[A block of data]
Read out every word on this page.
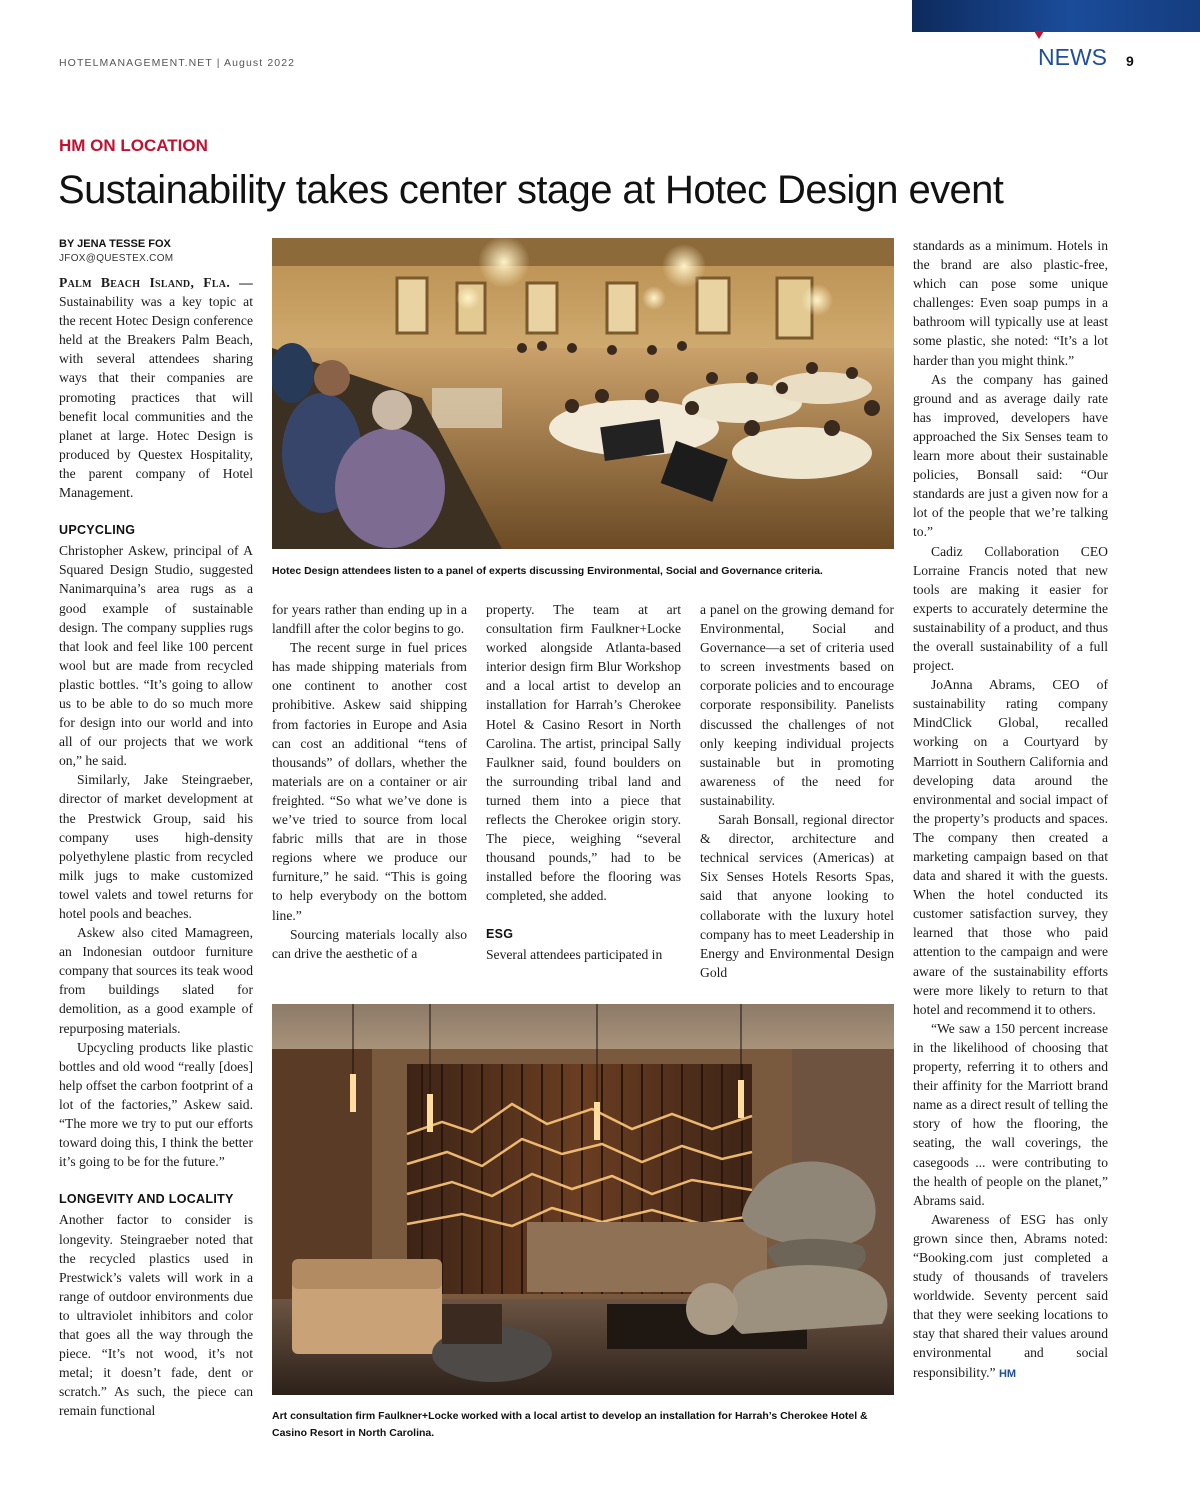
HOTELMANAGEMENT.NET | August 2022	NEWS 9
HM ON LOCATION
Sustainability takes center stage at Hotec Design event
BY JENA TESSE FOX
JFOX@QUESTEX.COM

Palm Beach Island, Fla. — Sustainability was a key topic at the recent Hotec Design conference held at the Breakers Palm Beach, with several attendees sharing ways that their companies are promoting practices that will benefit local communities and the planet at large. Hotec Design is produced by Questex Hospitality, the parent company of Hotel Management.

UPCYCLING

Christopher Askew, principal of A Squared Design Studio, suggested Nanimarquina’s area rugs as a good example of sustainable design. The company supplies rugs that look and feel like 100 percent wool but are made from recycled plastic bottles. “It’s going to allow us to be able to do so much more for design into our world and into all of our projects that we work on,” he said.

Similarly, Jake Steingraeber, director of market development at the Prestwick Group, said his company uses high-density polyethylene plastic from recycled milk jugs to make customized towel valets and towel returns for hotel pools and beaches.

Askew also cited Mamagreen, an Indonesian outdoor furniture company that sources its teak wood from buildings slated for demolition, as a good example of repurposing materials.

Upcycling products like plastic bottles and old wood “really [does] help offset the carbon footprint of a lot of the factories,” Askew said. “The more we try to put our efforts toward doing this, I think the better it’s going to be for the future.”

LONGEVITY AND LOCALITY

Another factor to consider is longevity. Steingraeber noted that the recycled plastics used in Prestwick’s valets will work in a range of outdoor environments due to ultraviolet inhibitors and color that goes all the way through the piece. “It’s not wood, it’s not metal; it doesn’t fade, dent or scratch.” As such, the piece can remain functional

Hotec Design attendees listen to a panel of experts discussing Environmental, Social and Governance criteria.

for years rather than ending up in a landfill after the color begins to go.

The recent surge in fuel prices has made shipping materials from one continent to another cost prohibitive. Askew said shipping from factories in Europe and Asia can cost an additional “tens of thousands” of dollars, whether the materials are on a container or air freighted. “So what we’ve done is we’ve tried to source from local fabric mills that are in those regions where we produce our furniture,” he said. “This is going to help everybody on the bottom line.”

Sourcing materials locally also can drive the aesthetic of a

property. The team at art consultation firm Faulkner+Locke worked alongside Atlanta-based interior design firm Blur Workshop and a local artist to develop an installation for Harrah’s Cherokee Hotel & Casino Resort in North Carolina. The artist, principal Sally Faulkner said, found boulders on the surrounding tribal land and turned them into a piece that reflects the Cherokee origin story. The piece, weighing “several thousand pounds,” had to be installed before the flooring was completed, she added.

ESG

Several attendees participated in

a panel on the growing demand for Environmental, Social and Governance—a set of criteria used to screen investments based on corporate policies and to encourage corporate responsibility. Panelists discussed the challenges of not only keeping individual projects sustainable but in promoting awareness of the need for sustainability.

Sarah Bonsall, regional director & director, architecture and technical services (Americas) at Six Senses Hotels Resorts Spas, said that anyone looking to collaborate with the luxury hotel company has to meet Leadership in Energy and Environmental Design Gold

Art consultation firm Faulkner+Locke worked with a local artist to develop an installation for Harrah’s Cherokee Hotel & Casino Resort in North Carolina.

standards as a minimum. Hotels in the brand are also plastic-free, which can pose some unique challenges: Even soap pumps in a bathroom will typically use at least some plastic, she noted: “It’s a lot harder than you might think.”

As the company has gained ground and as average daily rate has improved, developers have approached the Six Senses team to learn more about their sustainable policies, Bonsall said: “Our standards are just a given now for a lot of the people that we’re talking to.”

Cadiz Collaboration CEO Lorraine Francis noted that new tools are making it easier for experts to accurately determine the sustainability of a product, and thus the overall sustainability of a full project.

JoAnna Abrams, CEO of sustainability rating company MindClick Global, recalled working on a Courtyard by Marriott in Southern California and developing data around the environmental and social impact of the property’s products and spaces. The company then created a marketing campaign based on that data and shared it with the guests. When the hotel conducted its customer satisfaction survey, they learned that those who paid attention to the campaign and were aware of the sustainability efforts were more likely to return to that hotel and recommend it to others.

“We saw a 150 percent increase in the likelihood of choosing that property, referring it to others and their affinity for the Marriott brand name as a direct result of telling the story of how the flooring, the seating, the wall coverings, the casegoods ... were contributing to the health of people on the planet,” Abrams said.

Awareness of ESG has only grown since then, Abrams noted: “Booking.com just completed a study of thousands of travelers worldwide. Seventy percent said that they were seeking locations to stay that shared their values around environmental and social responsibility.” HM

WRITTEN INSTRUCTION: Reproduce the entries exactly. Do not carry over any picture.

THE OUTPUT:
Read out every word on this page.
HOTELMANAGEMENT.NET | August 2022	NEWS 9
HM ON LOCATION
Sustainability takes center stage at Hotec Design event
BY JENA TESSE FOX
JFOX@QUESTEX.COM

Palm Beach Island, Fla. — Sustainability was a key topic at the recent Hotec Design conference held at the Breakers Palm Beach, with several attendees sharing ways that their companies are promoting practices that will benefit local communities and the planet at large. Hotec Design is produced by Questex Hospitality, the parent company of Hotel Management.

UPCYCLING

Christopher Askew, principal of A Squared Design Studio, suggested Nanimarquina’s area rugs as a good example of sustainable design. The company supplies rugs that look and feel like 100 percent wool but are made from recycled plastic bottles. “It’s going to allow us to be able to do so much more for design into our world and into all of our projects that we work on,” he said.

Similarly, Jake Steingraeber, director of market development at the Prestwick Group, said his company uses high-density polyethylene plastic from recycled milk jugs to make customized towel valets and towel returns for hotel pools and beaches.

Askew also cited Mamagreen, an Indonesian outdoor furniture company that sources its teak wood from buildings slated for demolition, as a good example of repurposing materials.

Upcycling products like plastic bottles and old wood “really [does] help offset the carbon footprint of a lot of the factories,” Askew said. “The more we try to put our efforts toward doing this, I think the better it’s going to be for the future.”

LONGEVITY AND LOCALITY

Another factor to consider is longevity. Steingraeber noted that the recycled plastics used in Prestwick’s valets will work in a range of outdoor environments due to ultraviolet inhibitors and color that goes all the way through the piece. “It’s not wood, it’s not metal; it doesn’t fade, dent or scratch.” As such, the piece can remain functional

Hotec Design attendees listen to a panel of experts discussing Environmental, Social and Governance criteria.

for years rather than ending up in a landfill after the color begins to go.

The recent surge in fuel prices has made shipping materials from one continent to another cost prohibitive. Askew said shipping from factories in Europe and Asia can cost an additional “tens of thousands” of dollars, whether the materials are on a container or air freighted. “So what we’ve done is we’ve tried to source from local fabric mills that are in those regions where we produce our furniture,” he said. “This is going to help everybody on the bottom line.”

Sourcing materials locally also can drive the aesthetic of a

property. The team at art consultation firm Faulkner+Locke worked alongside Atlanta-based interior design firm Blur Workshop and a local artist to develop an installation for Harrah’s Cherokee Hotel & Casino Resort in North Carolina. The artist, principal Sally Faulkner said, found boulders on the surrounding tribal land and turned them into a piece that reflects the Cherokee origin story. The piece, weighing “several thousand pounds,” had to be installed before the flooring was completed, she added.

ESG

Several attendees participated in

a panel on the growing demand for Environmental, Social and Governance—a set of criteria used to screen investments based on corporate policies and to encourage corporate responsibility. Panelists discussed the challenges of not only keeping individual projects sustainable but in promoting awareness of the need for sustainability.

Sarah Bonsall, regional director & director, architecture and technical services (Americas) at Six Senses Hotels Resorts Spas, said that anyone looking to collaborate with the luxury hotel company has to meet Leadership in Energy and Environmental Design Gold

Art consultation firm Faulkner+Locke worked with a local artist to develop an installation for Harrah’s Cherokee Hotel & Casino Resort in North Carolina.

standards as a minimum. Hotels in the brand are also plastic-free, which can pose some unique challenges: Even soap pumps in a bathroom will typically use at least some plastic, she noted: “It’s a lot harder than you might think.”

As the company has gained ground and as average daily rate has improved, developers have approached the Six Senses team to learn more about their sustainable policies, Bonsall said: “Our standards are just a given now for a lot of the people that we’re talking to.”

Cadiz Collaboration CEO Lorraine Francis noted that new tools are making it easier for experts to accurately determine the sustainability of a product, and thus the overall sustainability of a full project.

JoAnna Abrams, CEO of sustainability rating company MindClick Global, recalled working on a Courtyard by Marriott in Southern California and developing data around the environmental and social impact of the property’s products and spaces. The company then created a marketing campaign based on that data and shared it with the guests. When the hotel conducted its customer satisfaction survey, they learned that those who paid attention to the campaign and were aware of the sustainability efforts were more likely to return to that hotel and recommend it to others.

“We saw a 150 percent increase in the likelihood of choosing that property, referring it to others and their affinity for the Marriott brand name as a direct result of telling the story of how the flooring, the seating, the wall coverings, the casegoods ... were contributing to the health of people on the planet,” Abrams said.

Awareness of ESG has only grown since then, Abrams noted: “Booking.com just completed a study of thousands of travelers worldwide. Seventy percent said that they were seeking locations to stay that shared their values around environmental and social responsibility.” HM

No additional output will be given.